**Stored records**

--- start ---

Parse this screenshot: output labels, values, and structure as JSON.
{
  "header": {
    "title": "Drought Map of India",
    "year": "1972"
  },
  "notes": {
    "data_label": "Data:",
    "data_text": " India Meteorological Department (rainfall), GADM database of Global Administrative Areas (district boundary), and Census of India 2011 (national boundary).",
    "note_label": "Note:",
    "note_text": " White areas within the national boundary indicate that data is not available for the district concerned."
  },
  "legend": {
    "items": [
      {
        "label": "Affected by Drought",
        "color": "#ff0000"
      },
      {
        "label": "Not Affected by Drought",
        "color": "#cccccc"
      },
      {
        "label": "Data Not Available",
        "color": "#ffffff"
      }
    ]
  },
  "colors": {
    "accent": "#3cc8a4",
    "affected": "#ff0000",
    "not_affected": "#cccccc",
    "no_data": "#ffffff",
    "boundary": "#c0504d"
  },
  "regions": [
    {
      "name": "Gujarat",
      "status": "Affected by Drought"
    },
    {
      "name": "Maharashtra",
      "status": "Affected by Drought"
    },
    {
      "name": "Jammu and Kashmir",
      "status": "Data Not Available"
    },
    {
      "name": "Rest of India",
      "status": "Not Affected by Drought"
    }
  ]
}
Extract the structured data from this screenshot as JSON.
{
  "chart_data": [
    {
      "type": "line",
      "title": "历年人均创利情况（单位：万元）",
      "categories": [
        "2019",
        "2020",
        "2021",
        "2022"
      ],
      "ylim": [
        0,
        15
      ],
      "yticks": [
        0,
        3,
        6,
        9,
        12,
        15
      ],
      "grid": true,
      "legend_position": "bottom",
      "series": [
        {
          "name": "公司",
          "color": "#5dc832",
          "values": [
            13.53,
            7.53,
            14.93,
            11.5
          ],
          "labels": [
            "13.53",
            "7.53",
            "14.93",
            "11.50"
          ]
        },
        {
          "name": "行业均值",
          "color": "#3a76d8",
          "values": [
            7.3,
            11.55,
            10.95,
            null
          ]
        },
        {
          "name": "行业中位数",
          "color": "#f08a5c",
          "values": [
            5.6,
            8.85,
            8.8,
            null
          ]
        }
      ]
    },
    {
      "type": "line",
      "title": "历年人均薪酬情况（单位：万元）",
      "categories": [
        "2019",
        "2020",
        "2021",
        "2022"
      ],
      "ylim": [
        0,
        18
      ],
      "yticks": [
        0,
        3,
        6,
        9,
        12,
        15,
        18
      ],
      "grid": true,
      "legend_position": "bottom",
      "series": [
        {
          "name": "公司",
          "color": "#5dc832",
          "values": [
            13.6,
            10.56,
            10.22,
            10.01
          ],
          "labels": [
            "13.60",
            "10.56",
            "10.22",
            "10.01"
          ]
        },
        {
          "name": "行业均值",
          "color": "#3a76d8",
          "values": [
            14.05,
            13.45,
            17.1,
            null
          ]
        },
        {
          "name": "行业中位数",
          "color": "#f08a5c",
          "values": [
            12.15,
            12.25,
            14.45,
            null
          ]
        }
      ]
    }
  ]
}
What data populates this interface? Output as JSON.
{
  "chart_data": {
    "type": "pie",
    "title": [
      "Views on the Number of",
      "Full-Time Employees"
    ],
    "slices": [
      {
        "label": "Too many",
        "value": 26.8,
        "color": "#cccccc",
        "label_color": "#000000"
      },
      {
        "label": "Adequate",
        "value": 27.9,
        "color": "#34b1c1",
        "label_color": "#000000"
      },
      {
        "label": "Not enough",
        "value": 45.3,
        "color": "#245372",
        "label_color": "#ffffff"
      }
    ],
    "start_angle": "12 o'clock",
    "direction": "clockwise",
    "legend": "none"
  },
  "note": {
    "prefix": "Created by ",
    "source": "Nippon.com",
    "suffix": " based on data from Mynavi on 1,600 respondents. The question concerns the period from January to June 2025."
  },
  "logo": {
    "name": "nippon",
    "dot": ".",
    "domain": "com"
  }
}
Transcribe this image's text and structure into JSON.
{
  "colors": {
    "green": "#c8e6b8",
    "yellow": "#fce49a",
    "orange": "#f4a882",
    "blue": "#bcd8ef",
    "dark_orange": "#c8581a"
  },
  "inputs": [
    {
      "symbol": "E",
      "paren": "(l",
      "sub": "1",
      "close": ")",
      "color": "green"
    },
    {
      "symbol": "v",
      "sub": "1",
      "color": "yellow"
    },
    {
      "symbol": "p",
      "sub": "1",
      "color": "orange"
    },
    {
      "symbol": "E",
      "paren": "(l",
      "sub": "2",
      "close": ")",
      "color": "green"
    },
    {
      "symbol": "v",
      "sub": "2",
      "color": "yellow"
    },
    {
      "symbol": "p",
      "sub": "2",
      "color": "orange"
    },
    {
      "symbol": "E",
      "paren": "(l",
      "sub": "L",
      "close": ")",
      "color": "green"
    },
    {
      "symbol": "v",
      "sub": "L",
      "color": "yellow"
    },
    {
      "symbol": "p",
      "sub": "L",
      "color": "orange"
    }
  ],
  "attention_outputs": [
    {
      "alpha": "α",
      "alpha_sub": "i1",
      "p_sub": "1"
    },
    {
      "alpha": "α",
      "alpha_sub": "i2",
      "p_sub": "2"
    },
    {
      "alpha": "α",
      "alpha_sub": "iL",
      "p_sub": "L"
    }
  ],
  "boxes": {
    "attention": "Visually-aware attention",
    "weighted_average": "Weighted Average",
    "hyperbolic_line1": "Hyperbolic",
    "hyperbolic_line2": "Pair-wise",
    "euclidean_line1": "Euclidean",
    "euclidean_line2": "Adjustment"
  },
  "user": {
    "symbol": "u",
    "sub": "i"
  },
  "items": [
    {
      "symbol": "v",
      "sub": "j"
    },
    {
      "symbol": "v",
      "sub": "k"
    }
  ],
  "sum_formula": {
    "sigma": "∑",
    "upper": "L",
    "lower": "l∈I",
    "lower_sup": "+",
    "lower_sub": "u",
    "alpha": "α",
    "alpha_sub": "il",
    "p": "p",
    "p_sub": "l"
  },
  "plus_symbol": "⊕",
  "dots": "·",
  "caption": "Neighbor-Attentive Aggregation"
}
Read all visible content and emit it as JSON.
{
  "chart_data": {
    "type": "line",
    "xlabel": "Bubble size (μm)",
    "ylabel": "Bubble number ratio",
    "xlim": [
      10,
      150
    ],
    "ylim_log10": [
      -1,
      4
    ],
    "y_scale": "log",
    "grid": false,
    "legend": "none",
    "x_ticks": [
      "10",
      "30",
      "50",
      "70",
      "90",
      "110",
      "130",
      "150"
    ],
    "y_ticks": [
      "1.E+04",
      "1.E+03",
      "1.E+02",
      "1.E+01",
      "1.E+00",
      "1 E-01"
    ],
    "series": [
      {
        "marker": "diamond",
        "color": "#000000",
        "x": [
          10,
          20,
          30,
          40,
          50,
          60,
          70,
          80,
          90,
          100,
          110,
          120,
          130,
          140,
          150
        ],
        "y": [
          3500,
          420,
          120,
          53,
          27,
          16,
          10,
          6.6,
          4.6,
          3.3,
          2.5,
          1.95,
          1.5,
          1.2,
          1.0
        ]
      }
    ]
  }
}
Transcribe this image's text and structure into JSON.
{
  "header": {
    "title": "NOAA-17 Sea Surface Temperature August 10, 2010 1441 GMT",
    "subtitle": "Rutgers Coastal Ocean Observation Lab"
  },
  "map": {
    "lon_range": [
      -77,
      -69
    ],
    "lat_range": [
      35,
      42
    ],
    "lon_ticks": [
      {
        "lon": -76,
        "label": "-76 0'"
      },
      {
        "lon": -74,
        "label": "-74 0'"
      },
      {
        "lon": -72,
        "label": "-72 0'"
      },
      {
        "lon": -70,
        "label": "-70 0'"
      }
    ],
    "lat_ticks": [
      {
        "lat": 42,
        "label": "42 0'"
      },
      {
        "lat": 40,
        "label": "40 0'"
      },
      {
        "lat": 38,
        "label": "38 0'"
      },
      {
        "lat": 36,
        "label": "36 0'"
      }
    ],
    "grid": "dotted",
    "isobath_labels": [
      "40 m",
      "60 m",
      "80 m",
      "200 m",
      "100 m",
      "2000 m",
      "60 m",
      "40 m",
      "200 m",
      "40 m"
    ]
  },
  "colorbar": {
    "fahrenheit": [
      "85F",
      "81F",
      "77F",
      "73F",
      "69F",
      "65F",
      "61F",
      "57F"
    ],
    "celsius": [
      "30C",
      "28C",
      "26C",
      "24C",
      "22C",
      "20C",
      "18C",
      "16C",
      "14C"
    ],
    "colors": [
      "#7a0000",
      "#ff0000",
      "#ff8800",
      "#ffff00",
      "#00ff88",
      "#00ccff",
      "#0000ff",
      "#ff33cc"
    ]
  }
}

--- end ---

**AIM**
Wherever the string "cccccc" appears in the entries above, list that line.

**RESULT FOR THIS EXERCISE**
        "color": "#cccccc"
    "not_affected": "#cccccc",
        "color": "#cccccc",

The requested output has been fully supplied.